- Texto de apoio:
___

23/10/2016

Diário de uma vida como lição para a vida diária

JAZZ
DISCOS
PÚBLICO 12 OUTUBRO 2002

Shorter, Giuffre, Bley, Swallow. O futuro já foi feito por eles. Impresso numa pegada ou escrito num diário. Há quem jogue noutro tabuleiro. Tudo depende da força do olhar. E de ser. Mas isso já muito poucos arriscam…

Diário de uma vida como lição para a vida diária

Se o que um homem é está escrito no seu nome, reconheça-se que tal verdade não se aplica no caso de Wayne Shorter. "Mais curta" não é certamente a música de "Footprints Live" do que aquela que o tornou notável, nos anos 60, enquanto "sideman" de Miles Davis, ou a que, de seguida, ajudou a impor aos mais céticos a heresia do jazz rock, através dos Weather Report. "Footprints Live" é ainda, por incrível que pareça, o primeiro álbum ao vivo de sempre deste notável executante dos saxofones tenor e soprano a quem a pop igualmente agradece a disponibilidade (Joni Mitchell, Carlos Santana e os Steely Dan que o digam). Gravado em Julho do ano passado em festivais em Espanha, França e Itália, contou com a participação de Danilo Perez, no piano, John Patitucci, no baixo, e Brian Blade, na bateria, na transposição para o palco de clássicos da sua anterior discografia como "Footprints", "Atlantis", "Juju", ou a soturna "Valse triste", de Jean Sibelius. Impressiona a energia e o lirismo de uma música que alia a investida inquisitiva e a frase-faca de Coltrane, sem o tormento, a uma delicadeza sem limites. Uma pegada impressa com a força de um "statement".

___

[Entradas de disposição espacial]
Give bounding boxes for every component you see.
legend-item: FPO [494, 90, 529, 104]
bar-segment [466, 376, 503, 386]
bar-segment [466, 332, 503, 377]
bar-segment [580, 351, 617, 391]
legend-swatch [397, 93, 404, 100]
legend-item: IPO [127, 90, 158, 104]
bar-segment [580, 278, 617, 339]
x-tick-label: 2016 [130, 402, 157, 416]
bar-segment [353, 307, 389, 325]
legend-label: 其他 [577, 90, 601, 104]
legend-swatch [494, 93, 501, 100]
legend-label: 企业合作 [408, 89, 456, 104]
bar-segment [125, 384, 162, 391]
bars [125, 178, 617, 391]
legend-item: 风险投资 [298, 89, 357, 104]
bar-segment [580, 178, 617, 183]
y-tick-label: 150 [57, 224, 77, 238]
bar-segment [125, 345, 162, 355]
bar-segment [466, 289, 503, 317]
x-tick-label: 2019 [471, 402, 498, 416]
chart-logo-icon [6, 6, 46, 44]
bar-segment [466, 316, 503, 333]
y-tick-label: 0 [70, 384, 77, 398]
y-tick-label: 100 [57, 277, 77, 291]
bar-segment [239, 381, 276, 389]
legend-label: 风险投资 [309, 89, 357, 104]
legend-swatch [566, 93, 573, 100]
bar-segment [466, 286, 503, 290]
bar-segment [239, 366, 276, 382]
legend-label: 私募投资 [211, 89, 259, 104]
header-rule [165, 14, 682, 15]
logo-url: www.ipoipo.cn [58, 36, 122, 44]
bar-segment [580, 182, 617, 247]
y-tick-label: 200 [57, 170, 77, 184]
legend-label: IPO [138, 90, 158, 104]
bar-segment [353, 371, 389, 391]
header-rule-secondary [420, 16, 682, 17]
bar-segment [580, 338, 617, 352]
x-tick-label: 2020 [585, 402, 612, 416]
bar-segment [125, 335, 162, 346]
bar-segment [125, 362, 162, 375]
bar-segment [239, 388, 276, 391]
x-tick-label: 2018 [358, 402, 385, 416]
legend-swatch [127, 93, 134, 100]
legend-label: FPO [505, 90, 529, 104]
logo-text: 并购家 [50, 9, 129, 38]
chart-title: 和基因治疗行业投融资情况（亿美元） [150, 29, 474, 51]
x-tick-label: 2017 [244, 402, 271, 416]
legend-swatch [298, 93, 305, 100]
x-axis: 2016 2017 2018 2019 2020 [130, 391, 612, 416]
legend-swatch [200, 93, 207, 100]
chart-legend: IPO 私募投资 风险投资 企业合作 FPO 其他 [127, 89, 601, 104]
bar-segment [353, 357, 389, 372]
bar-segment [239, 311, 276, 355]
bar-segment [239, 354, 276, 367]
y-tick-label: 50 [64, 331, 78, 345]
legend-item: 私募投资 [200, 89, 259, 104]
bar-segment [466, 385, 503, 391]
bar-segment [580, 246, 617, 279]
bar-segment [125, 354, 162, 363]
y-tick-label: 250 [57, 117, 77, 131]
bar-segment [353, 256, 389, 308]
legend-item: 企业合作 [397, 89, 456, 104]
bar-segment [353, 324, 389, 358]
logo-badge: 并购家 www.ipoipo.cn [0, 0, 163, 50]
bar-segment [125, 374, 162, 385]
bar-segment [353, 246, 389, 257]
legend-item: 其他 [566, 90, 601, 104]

___

- Enunciado A: Enumere os temas que, segundo a crítica sobre Wayne Shorter, foram transpostos para o palco em "Footprints Live".
- Enunciado B: Copie, por favor, sem alterações as linhas da listagem desde o seu início até à linha que contém "x-tick-label: 2016 [130, 402, 157, 416]", ambas incluídas.
A crítica e a listagem não têm qualquer relação entre si.

- Resultado correto A: "Footprints", "Atlantis", "Juju" e "Valse triste", de Jean Sibelius.

- Resultado correto B:
Give bounding boxes for every component you see.
legend-item: FPO [494, 90, 529, 104]
bar-segment [466, 376, 503, 386]
bar-segment [466, 332, 503, 377]
bar-segment [580, 351, 617, 391]
legend-swatch [397, 93, 404, 100]
legend-item: IPO [127, 90, 158, 104]
bar-segment [580, 278, 617, 339]
x-tick-label: 2016 [130, 402, 157, 416]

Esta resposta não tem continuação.